GIVEN TASK:
Exactly reproduce the lines that follow.
━━━ ENTRIES PROVIDED ━━━
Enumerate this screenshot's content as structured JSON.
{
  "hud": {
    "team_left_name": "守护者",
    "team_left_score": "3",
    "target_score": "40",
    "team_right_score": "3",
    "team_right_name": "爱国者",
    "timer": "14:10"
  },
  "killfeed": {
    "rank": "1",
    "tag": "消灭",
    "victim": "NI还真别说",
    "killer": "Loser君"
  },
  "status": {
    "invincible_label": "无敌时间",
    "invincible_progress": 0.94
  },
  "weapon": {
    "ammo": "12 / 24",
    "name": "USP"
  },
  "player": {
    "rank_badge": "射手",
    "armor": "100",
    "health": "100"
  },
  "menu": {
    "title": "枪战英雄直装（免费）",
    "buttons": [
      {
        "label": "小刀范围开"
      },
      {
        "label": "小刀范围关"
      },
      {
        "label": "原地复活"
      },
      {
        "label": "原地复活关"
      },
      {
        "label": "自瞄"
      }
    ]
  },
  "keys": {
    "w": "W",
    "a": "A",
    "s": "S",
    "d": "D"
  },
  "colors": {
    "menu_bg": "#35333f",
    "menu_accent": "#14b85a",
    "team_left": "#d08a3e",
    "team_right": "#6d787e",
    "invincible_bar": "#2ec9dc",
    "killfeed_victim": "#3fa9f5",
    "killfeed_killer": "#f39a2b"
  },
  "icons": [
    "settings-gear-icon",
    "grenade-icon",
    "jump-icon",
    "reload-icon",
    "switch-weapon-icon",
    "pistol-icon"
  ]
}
━━━
PROBLEM SOLUTION:
Enumerate this screenshot's content as structured JSON.
{
  "hud": {
    "team_left_name": "守护者",
    "team_left_score": "3",
    "target_score": "40",
    "team_right_score": "3",
    "team_right_name": "爱国者",
    "timer": "14:10"
  },
  "killfeed": {
    "rank": "1",
    "tag": "消灭",
    "victim": "NI还真别说",
    "killer": "Loser君"
  },
  "status": {
    "invincible_label": "无敌时间",
    "invincible_progress": 0.94
  },
  "weapon": {
    "ammo": "12 / 24",
    "name": "USP"
  },
  "player": {
    "rank_badge": "射手",
    "armor": "100",
    "health": "100"
  },
  "menu": {
    "title": "枪战英雄直装（免费）",
    "buttons": [
      {
        "label": "小刀范围开"
      },
      {
        "label": "小刀范围关"
      },
      {
        "label": "原地复活"
      },
      {
        "label": "原地复活关"
      },
      {
        "label": "自瞄"
      }
    ]
  },
  "keys": {
    "w": "W",
    "a": "A",
    "s": "S",
    "d": "D"
  },
  "colors": {
    "menu_bg": "#35333f",
    "menu_accent": "#14b85a",
    "team_left": "#d08a3e",
    "team_right": "#6d787e",
    "invincible_bar": "#2ec9dc",
    "killfeed_victim": "#3fa9f5",
    "killfeed_killer": "#f39a2b"
  },
  "icons": [
    "settings-gear-icon",
    "grenade-icon",
    "jump-icon",
    "reload-icon",
    "switch-weapon-icon",
    "pistol-icon"
  ]
}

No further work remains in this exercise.